INSTRUCTIONS FOR THE TASK: Write the data out again exactly, with no pictures.

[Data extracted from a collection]
────────────────
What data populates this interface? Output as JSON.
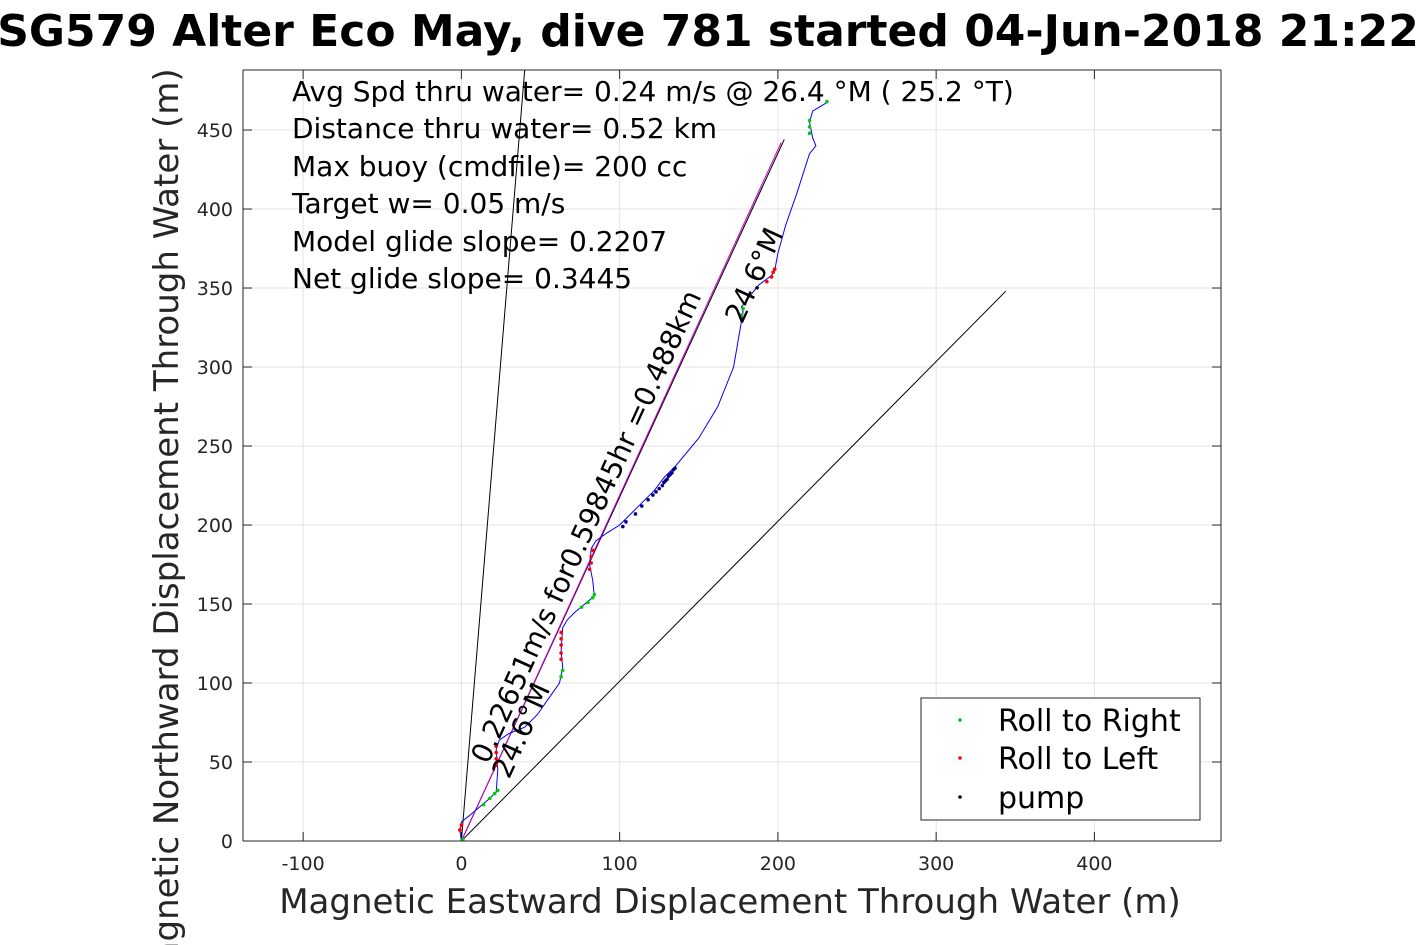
{
  "chart_data": {
    "type": "line",
    "title": "SG579 Alter Eco May, dive 781 started 04-Jun-2018 21:22",
    "xlabel": "Magnetic Eastward Displacement Through Water (m)",
    "ylabel": "Magnetic Northward Displacement Through Water (m)",
    "xlim": [
      -138,
      480
    ],
    "ylim": [
      0,
      488
    ],
    "xticks": [
      -100,
      0,
      100,
      200,
      300,
      400
    ],
    "yticks": [
      0,
      50,
      100,
      150,
      200,
      250,
      300,
      350,
      400,
      450
    ],
    "grid": true,
    "legend_position": "bottom-right",
    "annotations": [
      "Avg Spd thru water=  0.24 m/s @  26.4 °M ( 25.2 °T)",
      "Distance thru water=  0.52 km",
      "Max buoy (cmdfile)= 200 cc",
      "Target w= 0.05 m/s",
      "Model glide slope= 0.2207",
      "Net glide slope= 0.3445"
    ],
    "line_labels": {
      "speed": "0.22651m/s for0.59845hr =0.488km",
      "heading_lower": "24.6°M",
      "heading_upper": "24.6°M"
    },
    "reference_lines": [
      {
        "from": [
          0,
          0
        ],
        "to": [
          40,
          488
        ],
        "color": "#000000"
      },
      {
        "from": [
          0,
          0
        ],
        "to": [
          344,
          348
        ],
        "color": "#000000"
      },
      {
        "from": [
          0,
          0
        ],
        "to": [
          204,
          444
        ],
        "color": "#000000"
      },
      {
        "from": [
          0,
          0
        ],
        "to": [
          202,
          442
        ],
        "color": "#cc00cc"
      }
    ],
    "series": [
      {
        "name": "",
        "color": "#0000ff",
        "x": [
          0,
          -1,
          0,
          5,
          12,
          18,
          22,
          23,
          22,
          24,
          30,
          40,
          48,
          55,
          62,
          64,
          63,
          64,
          67,
          72,
          78,
          84,
          83,
          81,
          82,
          85,
          92,
          100,
          108,
          115,
          122,
          128,
          135,
          150,
          162,
          172,
          178,
          177,
          180,
          188,
          196,
          198,
          200,
          205,
          212,
          220,
          224,
          222,
          220,
          222,
          232
        ],
        "y": [
          0,
          7,
          12,
          16,
          22,
          27,
          31,
          45,
          58,
          64,
          68,
          72,
          80,
          90,
          100,
          110,
          120,
          135,
          140,
          145,
          150,
          155,
          165,
          175,
          185,
          190,
          195,
          200,
          208,
          215,
          222,
          230,
          237,
          255,
          275,
          300,
          335,
          338,
          342,
          352,
          358,
          361,
          372,
          390,
          410,
          435,
          440,
          445,
          455,
          462,
          468
        ]
      }
    ],
    "markers": {
      "roll_right": {
        "label": "Roll to Right",
        "color": "#00cc00",
        "points": [
          [
            1,
            1
          ],
          [
            14,
            23
          ],
          [
            18,
            27
          ],
          [
            21,
            30
          ],
          [
            23,
            32
          ],
          [
            63,
            104
          ],
          [
            64,
            108
          ],
          [
            76,
            148
          ],
          [
            80,
            151
          ],
          [
            83,
            154
          ],
          [
            84,
            156
          ],
          [
            177,
            333
          ],
          [
            178,
            337
          ],
          [
            179,
            340
          ],
          [
            220,
            448
          ],
          [
            220,
            452
          ],
          [
            220,
            456
          ],
          [
            231,
            468
          ]
        ]
      },
      "roll_left": {
        "label": "Roll to Left",
        "color": "#ff0000",
        "points": [
          [
            -1,
            7
          ],
          [
            0,
            10
          ],
          [
            22,
            48
          ],
          [
            22,
            52
          ],
          [
            22,
            56
          ],
          [
            22,
            60
          ],
          [
            63,
            115
          ],
          [
            63,
            119
          ],
          [
            63,
            124
          ],
          [
            63,
            128
          ],
          [
            63,
            132
          ],
          [
            81,
            172
          ],
          [
            82,
            176
          ],
          [
            82,
            180
          ],
          [
            83,
            184
          ],
          [
            193,
            354
          ],
          [
            196,
            357
          ],
          [
            197,
            360
          ],
          [
            198,
            362
          ]
        ]
      },
      "pump": {
        "label": "pump",
        "color": "#000080",
        "points": [
          [
            102,
            199
          ],
          [
            104,
            202
          ],
          [
            110,
            207
          ],
          [
            114,
            212
          ],
          [
            118,
            216
          ],
          [
            121,
            219
          ],
          [
            123,
            221
          ],
          [
            125,
            223
          ],
          [
            127,
            225
          ],
          [
            128,
            227
          ],
          [
            129,
            228
          ],
          [
            130,
            229
          ],
          [
            131,
            231
          ],
          [
            132,
            232
          ],
          [
            133,
            233
          ],
          [
            134,
            235
          ],
          [
            135,
            236
          ]
        ]
      }
    }
  }
}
────────────────
ANSWER:
What data populates this interface? Output as JSON.
{
  "chart_data": {
    "type": "line",
    "title": "SG579 Alter Eco May, dive 781 started 04-Jun-2018 21:22",
    "xlabel": "Magnetic Eastward Displacement Through Water (m)",
    "ylabel": "Magnetic Northward Displacement Through Water (m)",
    "xlim": [
      -138,
      480
    ],
    "ylim": [
      0,
      488
    ],
    "xticks": [
      -100,
      0,
      100,
      200,
      300,
      400
    ],
    "yticks": [
      0,
      50,
      100,
      150,
      200,
      250,
      300,
      350,
      400,
      450
    ],
    "grid": true,
    "legend_position": "bottom-right",
    "annotations": [
      "Avg Spd thru water=  0.24 m/s @  26.4 °M ( 25.2 °T)",
      "Distance thru water=  0.52 km",
      "Max buoy (cmdfile)= 200 cc",
      "Target w= 0.05 m/s",
      "Model glide slope= 0.2207",
      "Net glide slope= 0.3445"
    ],
    "line_labels": {
      "speed": "0.22651m/s for0.59845hr =0.488km",
      "heading_lower": "24.6°M",
      "heading_upper": "24.6°M"
    },
    "reference_lines": [
      {
        "from": [
          0,
          0
        ],
        "to": [
          40,
          488
        ],
        "color": "#000000"
      },
      {
        "from": [
          0,
          0
        ],
        "to": [
          344,
          348
        ],
        "color": "#000000"
      },
      {
        "from": [
          0,
          0
        ],
        "to": [
          204,
          444
        ],
        "color": "#000000"
      },
      {
        "from": [
          0,
          0
        ],
        "to": [
          202,
          442
        ],
        "color": "#cc00cc"
      }
    ],
    "series": [
      {
        "name": "",
        "color": "#0000ff",
        "x": [
          0,
          -1,
          0,
          5,
          12,
          18,
          22,
          23,
          22,
          24,
          30,
          40,
          48,
          55,
          62,
          64,
          63,
          64,
          67,
          72,
          78,
          84,
          83,
          81,
          82,
          85,
          92,
          100,
          108,
          115,
          122,
          128,
          135,
          150,
          162,
          172,
          178,
          177,
          180,
          188,
          196,
          198,
          200,
          205,
          212,
          220,
          224,
          222,
          220,
          222,
          232
        ],
        "y": [
          0,
          7,
          12,
          16,
          22,
          27,
          31,
          45,
          58,
          64,
          68,
          72,
          80,
          90,
          100,
          110,
          120,
          135,
          140,
          145,
          150,
          155,
          165,
          175,
          185,
          190,
          195,
          200,
          208,
          215,
          222,
          230,
          237,
          255,
          275,
          300,
          335,
          338,
          342,
          352,
          358,
          361,
          372,
          390,
          410,
          435,
          440,
          445,
          455,
          462,
          468
        ]
      }
    ],
    "markers": {
      "roll_right": {
        "label": "Roll to Right",
        "color": "#00cc00",
        "points": [
          [
            1,
            1
          ],
          [
            14,
            23
          ],
          [
            18,
            27
          ],
          [
            21,
            30
          ],
          [
            23,
            32
          ],
          [
            63,
            104
          ],
          [
            64,
            108
          ],
          [
            76,
            148
          ],
          [
            80,
            151
          ],
          [
            83,
            154
          ],
          [
            84,
            156
          ],
          [
            177,
            333
          ],
          [
            178,
            337
          ],
          [
            179,
            340
          ],
          [
            220,
            448
          ],
          [
            220,
            452
          ],
          [
            220,
            456
          ],
          [
            231,
            468
          ]
        ]
      },
      "roll_left": {
        "label": "Roll to Left",
        "color": "#ff0000",
        "points": [
          [
            -1,
            7
          ],
          [
            0,
            10
          ],
          [
            22,
            48
          ],
          [
            22,
            52
          ],
          [
            22,
            56
          ],
          [
            22,
            60
          ],
          [
            63,
            115
          ],
          [
            63,
            119
          ],
          [
            63,
            124
          ],
          [
            63,
            128
          ],
          [
            63,
            132
          ],
          [
            81,
            172
          ],
          [
            82,
            176
          ],
          [
            82,
            180
          ],
          [
            83,
            184
          ],
          [
            193,
            354
          ],
          [
            196,
            357
          ],
          [
            197,
            360
          ],
          [
            198,
            362
          ]
        ]
      },
      "pump": {
        "label": "pump",
        "color": "#000080",
        "points": [
          [
            102,
            199
          ],
          [
            104,
            202
          ],
          [
            110,
            207
          ],
          [
            114,
            212
          ],
          [
            118,
            216
          ],
          [
            121,
            219
          ],
          [
            123,
            221
          ],
          [
            125,
            223
          ],
          [
            127,
            225
          ],
          [
            128,
            227
          ],
          [
            129,
            228
          ],
          [
            130,
            229
          ],
          [
            131,
            231
          ],
          [
            132,
            232
          ],
          [
            133,
            233
          ],
          [
            134,
            235
          ],
          [
            135,
            236
          ]
        ]
      }
    }
  }
}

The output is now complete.